▸ Exercise
Without omitting anything, return the records precisely as given.
____________
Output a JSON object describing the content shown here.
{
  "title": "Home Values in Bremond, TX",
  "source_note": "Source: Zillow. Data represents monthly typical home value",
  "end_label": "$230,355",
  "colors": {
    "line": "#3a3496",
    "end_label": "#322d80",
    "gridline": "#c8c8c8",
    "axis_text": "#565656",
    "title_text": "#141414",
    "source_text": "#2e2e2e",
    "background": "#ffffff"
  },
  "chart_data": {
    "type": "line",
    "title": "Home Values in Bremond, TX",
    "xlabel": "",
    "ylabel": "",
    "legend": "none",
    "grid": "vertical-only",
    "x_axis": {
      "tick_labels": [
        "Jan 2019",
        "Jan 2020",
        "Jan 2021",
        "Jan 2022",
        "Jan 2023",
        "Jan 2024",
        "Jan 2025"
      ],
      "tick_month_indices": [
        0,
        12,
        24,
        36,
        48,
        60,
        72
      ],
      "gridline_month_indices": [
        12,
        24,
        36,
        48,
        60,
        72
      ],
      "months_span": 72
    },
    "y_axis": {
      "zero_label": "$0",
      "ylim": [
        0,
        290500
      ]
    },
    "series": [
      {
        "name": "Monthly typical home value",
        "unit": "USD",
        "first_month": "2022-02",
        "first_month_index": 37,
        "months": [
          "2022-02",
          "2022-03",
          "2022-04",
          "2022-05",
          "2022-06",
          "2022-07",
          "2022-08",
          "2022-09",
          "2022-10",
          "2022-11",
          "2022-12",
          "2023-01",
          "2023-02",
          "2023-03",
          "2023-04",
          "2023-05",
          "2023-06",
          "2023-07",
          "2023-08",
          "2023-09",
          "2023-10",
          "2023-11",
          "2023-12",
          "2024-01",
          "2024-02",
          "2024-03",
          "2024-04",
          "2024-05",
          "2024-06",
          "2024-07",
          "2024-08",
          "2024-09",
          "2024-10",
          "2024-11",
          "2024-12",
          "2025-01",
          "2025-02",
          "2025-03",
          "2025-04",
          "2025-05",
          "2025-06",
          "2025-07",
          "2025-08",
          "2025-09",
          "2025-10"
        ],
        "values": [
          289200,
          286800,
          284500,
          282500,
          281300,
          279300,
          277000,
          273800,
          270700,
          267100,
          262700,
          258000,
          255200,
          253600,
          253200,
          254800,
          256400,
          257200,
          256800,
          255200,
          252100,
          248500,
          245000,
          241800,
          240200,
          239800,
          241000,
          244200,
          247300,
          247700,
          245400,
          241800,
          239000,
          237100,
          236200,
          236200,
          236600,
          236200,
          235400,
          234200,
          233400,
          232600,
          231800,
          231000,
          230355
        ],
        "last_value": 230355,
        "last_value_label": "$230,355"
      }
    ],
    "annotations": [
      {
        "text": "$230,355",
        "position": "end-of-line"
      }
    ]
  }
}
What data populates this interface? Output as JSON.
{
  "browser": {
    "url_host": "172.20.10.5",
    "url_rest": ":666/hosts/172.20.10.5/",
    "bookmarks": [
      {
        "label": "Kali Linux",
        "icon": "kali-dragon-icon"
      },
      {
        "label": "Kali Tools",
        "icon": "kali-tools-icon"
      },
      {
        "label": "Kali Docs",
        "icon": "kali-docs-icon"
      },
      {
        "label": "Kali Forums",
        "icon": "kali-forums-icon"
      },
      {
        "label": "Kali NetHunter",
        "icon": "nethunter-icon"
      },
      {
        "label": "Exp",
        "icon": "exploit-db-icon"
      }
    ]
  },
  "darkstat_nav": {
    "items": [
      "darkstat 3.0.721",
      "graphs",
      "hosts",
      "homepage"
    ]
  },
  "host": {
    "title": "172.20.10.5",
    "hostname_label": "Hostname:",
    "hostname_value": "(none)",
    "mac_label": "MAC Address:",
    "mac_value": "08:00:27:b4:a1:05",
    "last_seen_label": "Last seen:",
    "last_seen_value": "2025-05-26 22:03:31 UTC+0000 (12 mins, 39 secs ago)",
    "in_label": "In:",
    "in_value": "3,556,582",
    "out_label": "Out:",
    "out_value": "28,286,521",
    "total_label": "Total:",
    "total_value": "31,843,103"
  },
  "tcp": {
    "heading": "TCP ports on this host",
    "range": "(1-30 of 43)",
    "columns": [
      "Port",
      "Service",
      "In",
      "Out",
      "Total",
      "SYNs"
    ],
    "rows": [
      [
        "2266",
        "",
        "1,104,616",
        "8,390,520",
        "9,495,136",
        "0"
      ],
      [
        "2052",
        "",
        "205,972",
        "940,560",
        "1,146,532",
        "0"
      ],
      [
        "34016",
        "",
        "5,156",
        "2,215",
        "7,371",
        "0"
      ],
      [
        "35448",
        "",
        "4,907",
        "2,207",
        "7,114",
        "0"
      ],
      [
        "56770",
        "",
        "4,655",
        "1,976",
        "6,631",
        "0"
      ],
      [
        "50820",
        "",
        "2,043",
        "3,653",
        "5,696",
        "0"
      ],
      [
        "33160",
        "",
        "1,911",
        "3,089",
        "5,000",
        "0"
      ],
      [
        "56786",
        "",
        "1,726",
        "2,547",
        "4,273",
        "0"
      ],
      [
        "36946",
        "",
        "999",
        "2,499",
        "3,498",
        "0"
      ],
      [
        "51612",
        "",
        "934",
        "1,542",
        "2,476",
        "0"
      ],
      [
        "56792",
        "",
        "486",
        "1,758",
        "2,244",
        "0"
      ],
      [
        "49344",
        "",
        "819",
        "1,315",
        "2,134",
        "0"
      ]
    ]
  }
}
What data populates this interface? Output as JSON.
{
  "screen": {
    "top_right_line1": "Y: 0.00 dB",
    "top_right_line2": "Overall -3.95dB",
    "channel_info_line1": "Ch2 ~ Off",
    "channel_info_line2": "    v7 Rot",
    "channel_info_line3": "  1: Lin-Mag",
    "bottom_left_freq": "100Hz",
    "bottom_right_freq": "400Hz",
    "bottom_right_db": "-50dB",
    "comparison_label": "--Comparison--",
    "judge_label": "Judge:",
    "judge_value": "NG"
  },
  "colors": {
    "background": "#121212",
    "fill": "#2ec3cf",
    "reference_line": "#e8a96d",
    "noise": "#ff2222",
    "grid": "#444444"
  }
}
____________
▸ Result of this task
Output a JSON object describing the content shown here.
{
  "title": "Home Values in Bremond, TX",
  "source_note": "Source: Zillow. Data represents monthly typical home value",
  "end_label": "$230,355",
  "colors": {
    "line": "#3a3496",
    "end_label": "#322d80",
    "gridline": "#c8c8c8",
    "axis_text": "#565656",
    "title_text": "#141414",
    "source_text": "#2e2e2e",
    "background": "#ffffff"
  },
  "chart_data": {
    "type": "line",
    "title": "Home Values in Bremond, TX",
    "xlabel": "",
    "ylabel": "",
    "legend": "none",
    "grid": "vertical-only",
    "x_axis": {
      "tick_labels": [
        "Jan 2019",
        "Jan 2020",
        "Jan 2021",
        "Jan 2022",
        "Jan 2023",
        "Jan 2024",
        "Jan 2025"
      ],
      "tick_month_indices": [
        0,
        12,
        24,
        36,
        48,
        60,
        72
      ],
      "gridline_month_indices": [
        12,
        24,
        36,
        48,
        60,
        72
      ],
      "months_span": 72
    },
    "y_axis": {
      "zero_label": "$0",
      "ylim": [
        0,
        290500
      ]
    },
    "series": [
      {
        "name": "Monthly typical home value",
        "unit": "USD",
        "first_month": "2022-02",
        "first_month_index": 37,
        "months": [
          "2022-02",
          "2022-03",
          "2022-04",
          "2022-05",
          "2022-06",
          "2022-07",
          "2022-08",
          "2022-09",
          "2022-10",
          "2022-11",
          "2022-12",
          "2023-01",
          "2023-02",
          "2023-03",
          "2023-04",
          "2023-05",
          "2023-06",
          "2023-07",
          "2023-08",
          "2023-09",
          "2023-10",
          "2023-11",
          "2023-12",
          "2024-01",
          "2024-02",
          "2024-03",
          "2024-04",
          "2024-05",
          "2024-06",
          "2024-07",
          "2024-08",
          "2024-09",
          "2024-10",
          "2024-11",
          "2024-12",
          "2025-01",
          "2025-02",
          "2025-03",
          "2025-04",
          "2025-05",
          "2025-06",
          "2025-07",
          "2025-08",
          "2025-09",
          "2025-10"
        ],
        "values": [
          289200,
          286800,
          284500,
          282500,
          281300,
          279300,
          277000,
          273800,
          270700,
          267100,
          262700,
          258000,
          255200,
          253600,
          253200,
          254800,
          256400,
          257200,
          256800,
          255200,
          252100,
          248500,
          245000,
          241800,
          240200,
          239800,
          241000,
          244200,
          247300,
          247700,
          245400,
          241800,
          239000,
          237100,
          236200,
          236200,
          236600,
          236200,
          235400,
          234200,
          233400,
          232600,
          231800,
          231000,
          230355
        ],
        "last_value": 230355,
        "last_value_label": "$230,355"
      }
    ],
    "annotations": [
      {
        "text": "$230,355",
        "position": "end-of-line"
      }
    ]
  }
}
What data populates this interface? Output as JSON.
{
  "browser": {
    "url_host": "172.20.10.5",
    "url_rest": ":666/hosts/172.20.10.5/",
    "bookmarks": [
      {
        "label": "Kali Linux",
        "icon": "kali-dragon-icon"
      },
      {
        "label": "Kali Tools",
        "icon": "kali-tools-icon"
      },
      {
        "label": "Kali Docs",
        "icon": "kali-docs-icon"
      },
      {
        "label": "Kali Forums",
        "icon": "kali-forums-icon"
      },
      {
        "label": "Kali NetHunter",
        "icon": "nethunter-icon"
      },
      {
        "label": "Exp",
        "icon": "exploit-db-icon"
      }
    ]
  },
  "darkstat_nav": {
    "items": [
      "darkstat 3.0.721",
      "graphs",
      "hosts",
      "homepage"
    ]
  },
  "host": {
    "title": "172.20.10.5",
    "hostname_label": "Hostname:",
    "hostname_value": "(none)",
    "mac_label": "MAC Address:",
    "mac_value": "08:00:27:b4:a1:05",
    "last_seen_label": "Last seen:",
    "last_seen_value": "2025-05-26 22:03:31 UTC+0000 (12 mins, 39 secs ago)",
    "in_label": "In:",
    "in_value": "3,556,582",
    "out_label": "Out:",
    "out_value": "28,286,521",
    "total_label": "Total:",
    "total_value": "31,843,103"
  },
  "tcp": {
    "heading": "TCP ports on this host",
    "range": "(1-30 of 43)",
    "columns": [
      "Port",
      "Service",
      "In",
      "Out",
      "Total",
      "SYNs"
    ],
    "rows": [
      [
        "2266",
        "",
        "1,104,616",
        "8,390,520",
        "9,495,136",
        "0"
      ],
      [
        "2052",
        "",
        "205,972",
        "940,560",
        "1,146,532",
        "0"
      ],
      [
        "34016",
        "",
        "5,156",
        "2,215",
        "7,371",
        "0"
      ],
      [
        "35448",
        "",
        "4,907",
        "2,207",
        "7,114",
        "0"
      ],
      [
        "56770",
        "",
        "4,655",
        "1,976",
        "6,631",
        "0"
      ],
      [
        "50820",
        "",
        "2,043",
        "3,653",
        "5,696",
        "0"
      ],
      [
        "33160",
        "",
        "1,911",
        "3,089",
        "5,000",
        "0"
      ],
      [
        "56786",
        "",
        "1,726",
        "2,547",
        "4,273",
        "0"
      ],
      [
        "36946",
        "",
        "999",
        "2,499",
        "3,498",
        "0"
      ],
      [
        "51612",
        "",
        "934",
        "1,542",
        "2,476",
        "0"
      ],
      [
        "56792",
        "",
        "486",
        "1,758",
        "2,244",
        "0"
      ],
      [
        "49344",
        "",
        "819",
        "1,315",
        "2,134",
        "0"
      ]
    ]
  }
}
What data populates this interface? Output as JSON.
{
  "screen": {
    "top_right_line1": "Y: 0.00 dB",
    "top_right_line2": "Overall -3.95dB",
    "channel_info_line1": "Ch2 ~ Off",
    "channel_info_line2": "    v7 Rot",
    "channel_info_line3": "  1: Lin-Mag",
    "bottom_left_freq": "100Hz",
    "bottom_right_freq": "400Hz",
    "bottom_right_db": "-50dB",
    "comparison_label": "--Comparison--",
    "judge_label": "Judge:",
    "judge_value": "NG"
  },
  "colors": {
    "background": "#121212",
    "fill": "#2ec3cf",
    "reference_line": "#e8a96d",
    "noise": "#ff2222",
    "grid": "#444444"
  }
}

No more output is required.